● GIVEN REQUEST: Set down all of the entries word for word, omitting the images they contain.

* start *

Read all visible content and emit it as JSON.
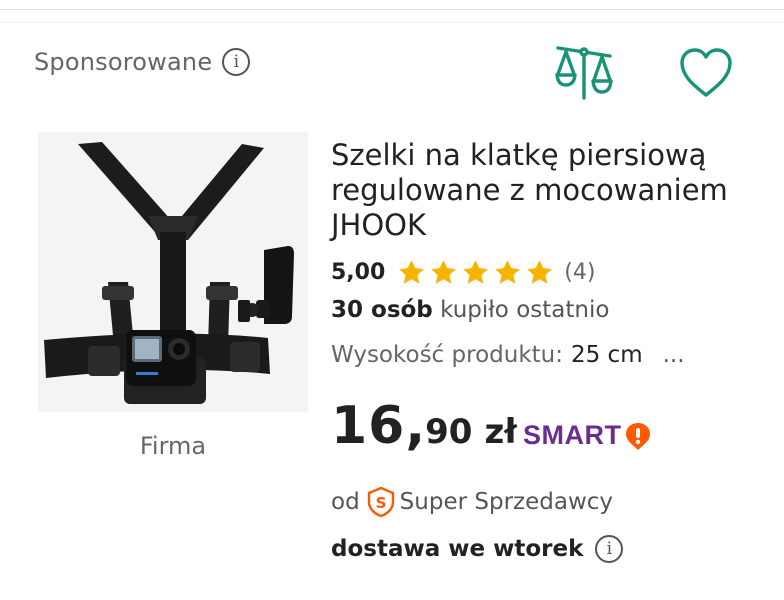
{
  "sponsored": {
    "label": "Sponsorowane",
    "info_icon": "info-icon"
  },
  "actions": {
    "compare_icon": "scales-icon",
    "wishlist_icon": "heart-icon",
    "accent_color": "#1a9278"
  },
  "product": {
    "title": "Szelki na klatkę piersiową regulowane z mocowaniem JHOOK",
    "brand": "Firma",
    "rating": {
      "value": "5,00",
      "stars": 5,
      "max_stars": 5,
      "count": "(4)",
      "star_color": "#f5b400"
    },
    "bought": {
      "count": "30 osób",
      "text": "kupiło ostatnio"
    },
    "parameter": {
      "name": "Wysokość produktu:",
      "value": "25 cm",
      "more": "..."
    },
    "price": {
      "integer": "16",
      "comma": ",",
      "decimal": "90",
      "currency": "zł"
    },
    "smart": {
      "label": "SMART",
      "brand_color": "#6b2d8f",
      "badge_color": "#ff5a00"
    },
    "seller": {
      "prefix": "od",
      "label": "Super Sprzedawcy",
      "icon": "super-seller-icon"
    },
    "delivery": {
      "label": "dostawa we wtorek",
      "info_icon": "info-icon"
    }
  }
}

* end *

● ANSWER IN FULL:
Read all visible content and emit it as JSON.
{
  "sponsored": {
    "label": "Sponsorowane",
    "info_icon": "info-icon"
  },
  "actions": {
    "compare_icon": "scales-icon",
    "wishlist_icon": "heart-icon",
    "accent_color": "#1a9278"
  },
  "product": {
    "title": "Szelki na klatkę piersiową regulowane z mocowaniem JHOOK",
    "brand": "Firma",
    "rating": {
      "value": "5,00",
      "stars": 5,
      "max_stars": 5,
      "count": "(4)",
      "star_color": "#f5b400"
    },
    "bought": {
      "count": "30 osób",
      "text": "kupiło ostatnio"
    },
    "parameter": {
      "name": "Wysokość produktu:",
      "value": "25 cm",
      "more": "..."
    },
    "price": {
      "integer": "16",
      "comma": ",",
      "decimal": "90",
      "currency": "zł"
    },
    "smart": {
      "label": "SMART",
      "brand_color": "#6b2d8f",
      "badge_color": "#ff5a00"
    },
    "seller": {
      "prefix": "od",
      "label": "Super Sprzedawcy",
      "icon": "super-seller-icon"
    },
    "delivery": {
      "label": "dostawa we wtorek",
      "info_icon": "info-icon"
    }
  }
}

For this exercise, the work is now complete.